Dataset items
+++
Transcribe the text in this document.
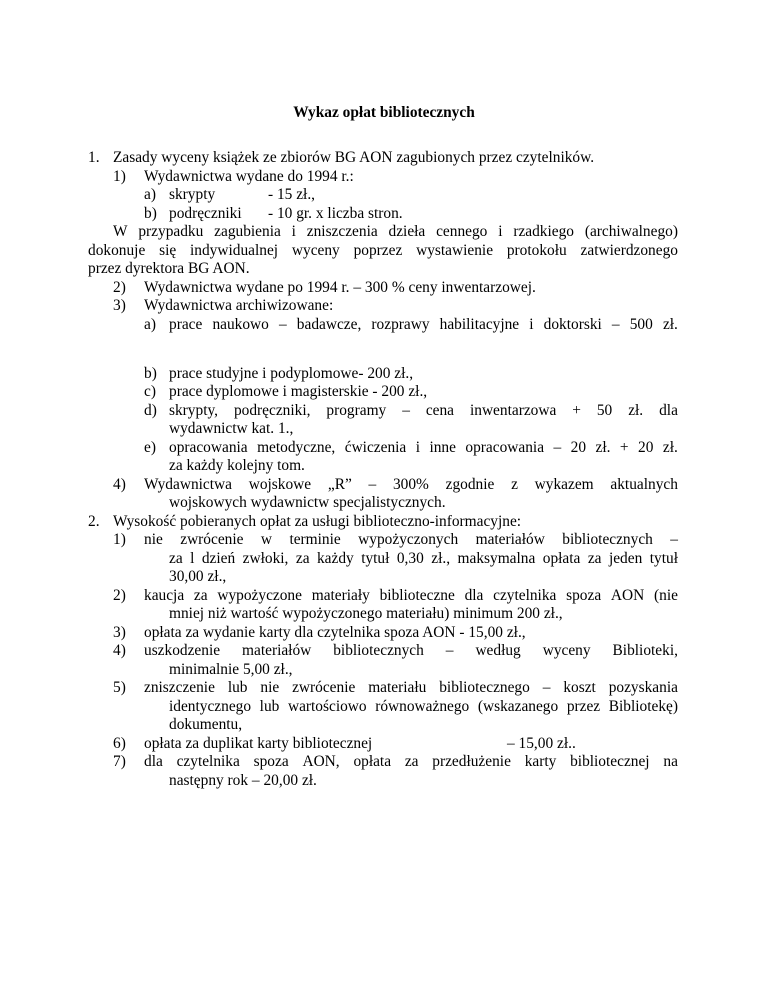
Wykaz opłat bibliotecznych
1. Zasady wyceny książek ze zbiorów BG AON zagubionych przez czytelników.
1) Wydawnictwa wydane do 1994 r.:
a) skrypty	- 15 zł.,
b) podręczniki - 10 gr. x liczba stron.
W przypadku zagubienia i zniszczenia dzieła cennego i rzadkiego (archiwalnego)
dokonuje się indywidualnej wyceny poprzez wystawienie protokołu zatwierdzonego
przez dyrektora BG AON.
2) Wydawnictwa wydane po 1994 r. – 300 % ceny inwentarzowej.
3) Wydawnictwa archiwizowane:
a) prace naukowo – badawcze, rozprawy habilitacyjne i doktorski – 500 zł.
b) prace studyjne i podyplomowe- 200 zł.,
c) prace dyplomowe i magisterskie - 200 zł.,
d) skrypty, podręczniki, programy – cena inwentarzowa + 50 zł. dla
wydawnictw kat. 1.,
e) opracowania metodyczne, ćwiczenia i inne opracowania – 20 zł. + 20 zł.
za każdy kolejny tom.
4) Wydawnictwa wojskowe „R” – 300% zgodnie z wykazem aktualnych
wojskowych wydawnictw specjalistycznych.
2. Wysokość pobieranych opłat za usługi biblioteczno-informacyjne:
1) nie zwrócenie w terminie wypożyczonych materiałów bibliotecznych –
za l dzień zwłoki, za każdy tytuł 0,30 zł., maksymalna opłata za jeden tytuł
30,00 zł.,
2) kaucja za wypożyczone materiały biblioteczne dla czytelnika spoza AON (nie
mniej niż wartość wypożyczonego materiału) minimum 200 zł.,
3) opłata za wydanie karty dla czytelnika spoza AON - 15,00 zł.,
4) uszkodzenie materiałów bibliotecznych – według wyceny Biblioteki,
minimalnie 5,00 zł.,
5) zniszczenie lub nie zwrócenie materiału bibliotecznego – koszt pozyskania
identycznego lub wartościowo równoważnego (wskazanego przez Bibliotekę)
dokumentu,
6) opłata za duplikat karty bibliotecznej	– 15,00 zł..
7) dla czytelnika spoza AON, opłata za przedłużenie karty bibliotecznej na
następny rok – 20,00 zł.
+++
** To do **
Identify each line of the material where the word "podręczniki" shows up, and copy it.

** Completed exercise **
b) podręczniki - 10 gr. x liczba stron.
d) skrypty, podręczniki, programy – cena inwentarzowa + 50 zł. dla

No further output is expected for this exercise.